TASK OBJECTIVE: Every entry should be repeated exactly. Omit the pictures.

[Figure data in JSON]
>> Begin

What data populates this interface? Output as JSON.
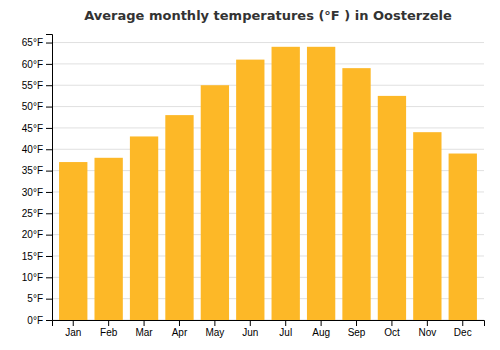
{
  "chart_data": {
    "type": "bar",
    "title": "Average monthly temperatures (°F ) in Oosterzele",
    "categories": [
      "Jan",
      "Feb",
      "Mar",
      "Apr",
      "May",
      "Jun",
      "Jul",
      "Aug",
      "Sep",
      "Oct",
      "Nov",
      "Dec"
    ],
    "values": [
      37.0,
      38.0,
      43.0,
      48.0,
      55.0,
      61.0,
      64.0,
      64.0,
      59.0,
      52.5,
      44.0,
      39.0
    ],
    "color": "#FDB827",
    "ylim": [
      0,
      67
    ],
    "yticks": [
      {
        "value": 0,
        "label": "0°F"
      },
      {
        "value": 5,
        "label": "5°F"
      },
      {
        "value": 10,
        "label": "10°F"
      },
      {
        "value": 15,
        "label": "15°F"
      },
      {
        "value": 20,
        "label": "20°F"
      },
      {
        "value": 25,
        "label": "25°F"
      },
      {
        "value": 30,
        "label": "30°F"
      },
      {
        "value": 35,
        "label": "35°F"
      },
      {
        "value": 40,
        "label": "40°F"
      },
      {
        "value": 45,
        "label": "45°F"
      },
      {
        "value": 50,
        "label": "50°F"
      },
      {
        "value": 55,
        "label": "55°F"
      },
      {
        "value": 60,
        "label": "60°F"
      },
      {
        "value": 65,
        "label": "65°F"
      }
    ],
    "grid": true
  }
}
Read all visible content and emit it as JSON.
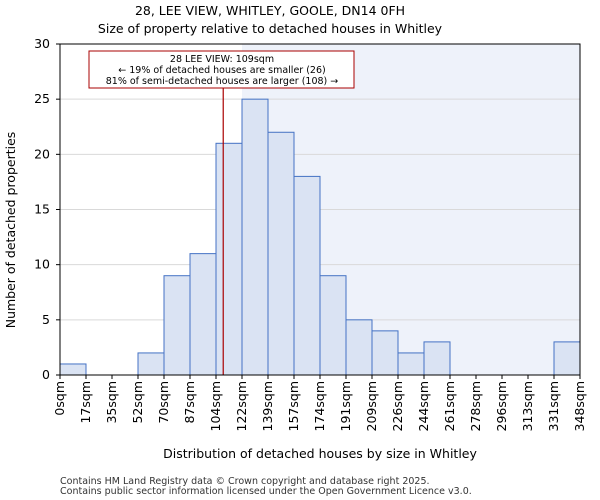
{
  "chart_data": {
    "type": "bar",
    "title_lines": [
      "28, LEE VIEW, WHITLEY, GOOLE, DN14 0FH",
      "Size of property relative to detached houses in Whitley"
    ],
    "xlabel": "Distribution of detached houses by size in Whitley",
    "ylabel": "Number of detached properties",
    "bin_edges": [
      0,
      17,
      35,
      52,
      70,
      87,
      104,
      122,
      139,
      157,
      174,
      191,
      209,
      226,
      244,
      261,
      278,
      296,
      313,
      331,
      348
    ],
    "tick_labels": [
      "0sqm",
      "17sqm",
      "35sqm",
      "52sqm",
      "70sqm",
      "87sqm",
      "104sqm",
      "122sqm",
      "139sqm",
      "157sqm",
      "174sqm",
      "191sqm",
      "209sqm",
      "226sqm",
      "244sqm",
      "261sqm",
      "278sqm",
      "296sqm",
      "313sqm",
      "331sqm",
      "348sqm"
    ],
    "values": [
      1,
      0,
      0,
      2,
      9,
      11,
      21,
      25,
      22,
      18,
      9,
      5,
      4,
      2,
      3,
      0,
      0,
      0,
      0,
      3
    ],
    "ylim": [
      0,
      30
    ],
    "yticks": [
      0,
      5,
      10,
      15,
      20,
      25,
      30
    ],
    "property_value": 109,
    "highlight_bins": 7,
    "annotation": {
      "lines": [
        "28 LEE VIEW: 109sqm",
        "← 19% of detached houses are smaller (26)",
        "81% of semi-detached houses are larger (108) →"
      ]
    },
    "colors": {
      "bar_fill": "#dae3f3",
      "bar_edge": "#4472c4",
      "shade_left": "#ffffff",
      "shade_right": "#eef2fa",
      "property_line": "#aa0000"
    }
  },
  "footer": {
    "line1": "Contains HM Land Registry data © Crown copyright and database right 2025.",
    "line2": "Contains public sector information licensed under the Open Government Licence v3.0."
  }
}
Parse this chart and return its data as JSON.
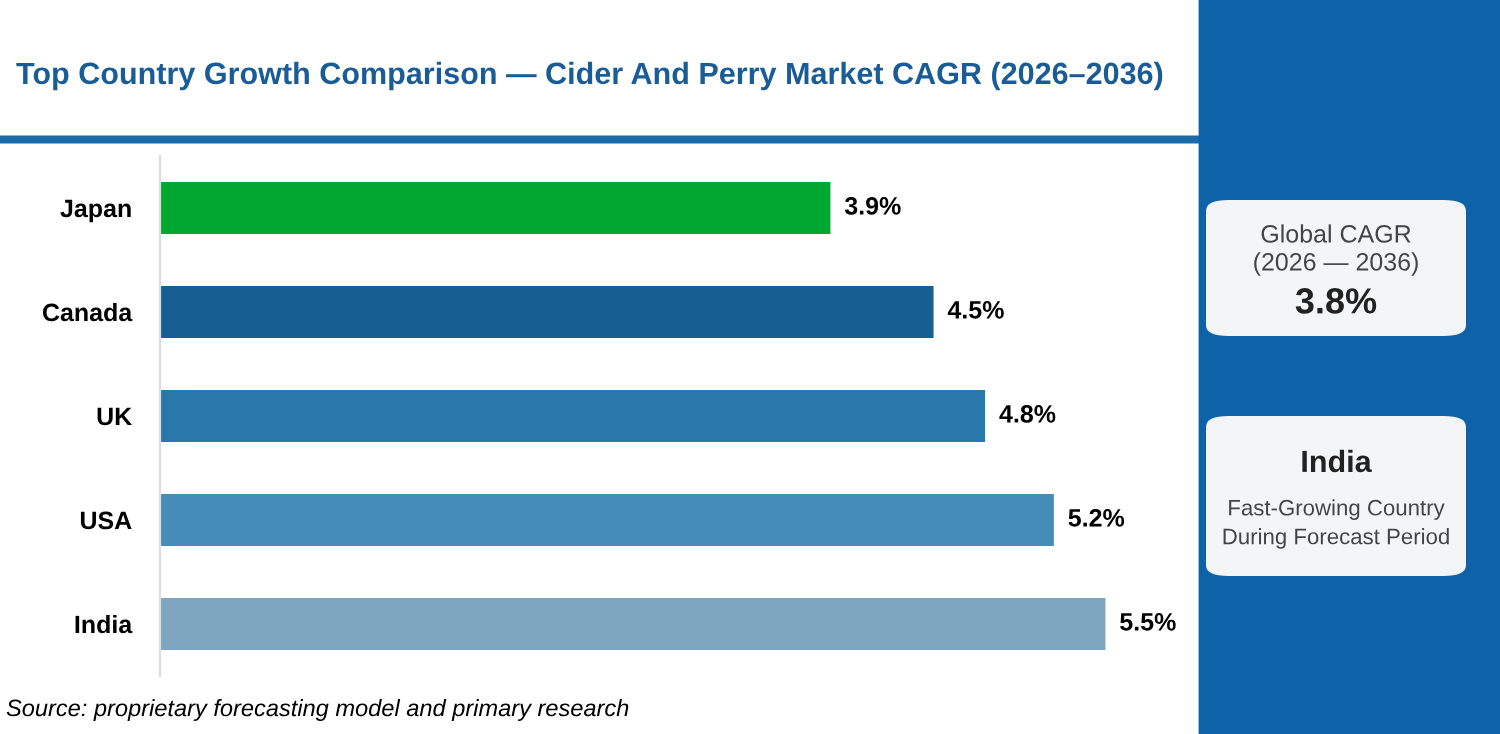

>> End

RESPONSE:
What data populates this interface? Output as JSON.
{
  "chart_data": {
    "type": "bar",
    "title": "Average monthly temperatures (°F ) in Oosterzele",
    "categories": [
      "Jan",
      "Feb",
      "Mar",
      "Apr",
      "May",
      "Jun",
      "Jul",
      "Aug",
      "Sep",
      "Oct",
      "Nov",
      "Dec"
    ],
    "values": [
      37.0,
      38.0,
      43.0,
      48.0,
      55.0,
      61.0,
      64.0,
      64.0,
      59.0,
      52.5,
      44.0,
      39.0
    ],
    "color": "#FDB827",
    "ylim": [
      0,
      67
    ],
    "yticks": [
      {
        "value": 0,
        "label": "0°F"
      },
      {
        "value": 5,
        "label": "5°F"
      },
      {
        "value": 10,
        "label": "10°F"
      },
      {
        "value": 15,
        "label": "15°F"
      },
      {
        "value": 20,
        "label": "20°F"
      },
      {
        "value": 25,
        "label": "25°F"
      },
      {
        "value": 30,
        "label": "30°F"
      },
      {
        "value": 35,
        "label": "35°F"
      },
      {
        "value": 40,
        "label": "40°F"
      },
      {
        "value": 45,
        "label": "45°F"
      },
      {
        "value": 50,
        "label": "50°F"
      },
      {
        "value": 55,
        "label": "55°F"
      },
      {
        "value": 60,
        "label": "60°F"
      },
      {
        "value": 65,
        "label": "65°F"
      }
    ],
    "grid": true
  }
}
Read all visible content and emit it as JSON.
{
  "chart_data": {
    "type": "bar",
    "title_lines": [
      "28, LEE VIEW, WHITLEY, GOOLE, DN14 0FH",
      "Size of property relative to detached houses in Whitley"
    ],
    "xlabel": "Distribution of detached houses by size in Whitley",
    "ylabel": "Number of detached properties",
    "bin_edges": [
      0,
      17,
      35,
      52,
      70,
      87,
      104,
      122,
      139,
      157,
      174,
      191,
      209,
      226,
      244,
      261,
      278,
      296,
      313,
      331,
      348
    ],
    "tick_labels": [
      "0sqm",
      "17sqm",
      "35sqm",
      "52sqm",
      "70sqm",
      "87sqm",
      "104sqm",
      "122sqm",
      "139sqm",
      "157sqm",
      "174sqm",
      "191sqm",
      "209sqm",
      "226sqm",
      "244sqm",
      "261sqm",
      "278sqm",
      "296sqm",
      "313sqm",
      "331sqm",
      "348sqm"
    ],
    "values": [
      1,
      0,
      0,
      2,
      9,
      11,
      21,
      25,
      22,
      18,
      9,
      5,
      4,
      2,
      3,
      0,
      0,
      0,
      0,
      3
    ],
    "ylim": [
      0,
      30
    ],
    "yticks": [
      0,
      5,
      10,
      15,
      20,
      25,
      30
    ],
    "property_value": 109,
    "highlight_bins": 7,
    "annotation": {
      "lines": [
        "28 LEE VIEW: 109sqm",
        "← 19% of detached houses are smaller (26)",
        "81% of semi-detached houses are larger (108) →"
      ]
    },
    "colors": {
      "bar_fill": "#dae3f3",
      "bar_edge": "#4472c4",
      "shade_left": "#ffffff",
      "shade_right": "#eef2fa",
      "property_line": "#aa0000"
    }
  },
  "footer": {
    "line1": "Contains HM Land Registry data © Crown copyright and database right 2025.",
    "line2": "Contains public sector information licensed under the Open Government Licence v3.0."
  }
}
Parse this chart and return its data as JSON.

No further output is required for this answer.